Report only the number of lines holding "направлений".

# Exercise data
□ □ □ □ □
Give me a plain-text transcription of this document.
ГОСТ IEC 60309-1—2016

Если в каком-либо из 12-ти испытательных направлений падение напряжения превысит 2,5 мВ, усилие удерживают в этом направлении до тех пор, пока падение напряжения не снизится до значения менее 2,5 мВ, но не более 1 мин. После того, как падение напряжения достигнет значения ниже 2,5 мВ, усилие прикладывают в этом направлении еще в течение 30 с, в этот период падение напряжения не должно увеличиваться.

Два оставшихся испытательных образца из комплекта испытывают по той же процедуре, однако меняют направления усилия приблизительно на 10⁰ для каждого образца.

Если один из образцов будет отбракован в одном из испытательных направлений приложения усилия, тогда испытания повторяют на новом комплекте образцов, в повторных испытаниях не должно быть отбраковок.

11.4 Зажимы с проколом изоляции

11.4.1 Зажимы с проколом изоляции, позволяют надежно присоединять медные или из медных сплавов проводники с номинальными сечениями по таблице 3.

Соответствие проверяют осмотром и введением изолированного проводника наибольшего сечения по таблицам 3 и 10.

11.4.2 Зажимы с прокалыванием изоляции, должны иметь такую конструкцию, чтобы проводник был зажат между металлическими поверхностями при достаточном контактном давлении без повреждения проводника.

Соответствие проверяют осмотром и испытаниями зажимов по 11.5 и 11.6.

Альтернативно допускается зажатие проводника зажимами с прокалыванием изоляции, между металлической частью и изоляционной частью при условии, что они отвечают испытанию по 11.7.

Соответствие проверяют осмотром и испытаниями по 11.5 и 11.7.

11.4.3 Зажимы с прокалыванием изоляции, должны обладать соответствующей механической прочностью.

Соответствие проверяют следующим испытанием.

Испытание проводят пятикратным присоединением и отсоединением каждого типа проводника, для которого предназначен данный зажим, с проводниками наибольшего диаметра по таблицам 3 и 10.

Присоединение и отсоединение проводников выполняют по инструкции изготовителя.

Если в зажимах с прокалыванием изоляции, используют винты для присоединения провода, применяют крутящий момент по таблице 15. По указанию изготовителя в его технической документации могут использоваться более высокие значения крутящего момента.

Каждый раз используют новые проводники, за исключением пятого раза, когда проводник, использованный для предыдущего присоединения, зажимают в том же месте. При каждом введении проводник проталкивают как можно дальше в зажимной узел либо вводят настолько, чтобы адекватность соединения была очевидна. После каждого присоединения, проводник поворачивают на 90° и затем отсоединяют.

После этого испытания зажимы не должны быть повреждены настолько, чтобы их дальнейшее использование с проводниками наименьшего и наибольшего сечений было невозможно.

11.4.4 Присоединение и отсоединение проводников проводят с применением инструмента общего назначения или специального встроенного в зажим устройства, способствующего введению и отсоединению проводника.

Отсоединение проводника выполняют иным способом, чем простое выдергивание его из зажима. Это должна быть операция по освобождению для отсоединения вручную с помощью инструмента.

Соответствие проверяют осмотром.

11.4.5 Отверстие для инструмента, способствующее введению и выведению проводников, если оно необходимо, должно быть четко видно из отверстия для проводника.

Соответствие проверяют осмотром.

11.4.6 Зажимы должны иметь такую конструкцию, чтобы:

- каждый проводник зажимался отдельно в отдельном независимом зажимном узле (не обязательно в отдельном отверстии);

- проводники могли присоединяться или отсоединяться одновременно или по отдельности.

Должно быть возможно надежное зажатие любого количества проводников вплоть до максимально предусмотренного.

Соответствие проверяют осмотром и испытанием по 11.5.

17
□ □ □ □ □
# Correct answer
2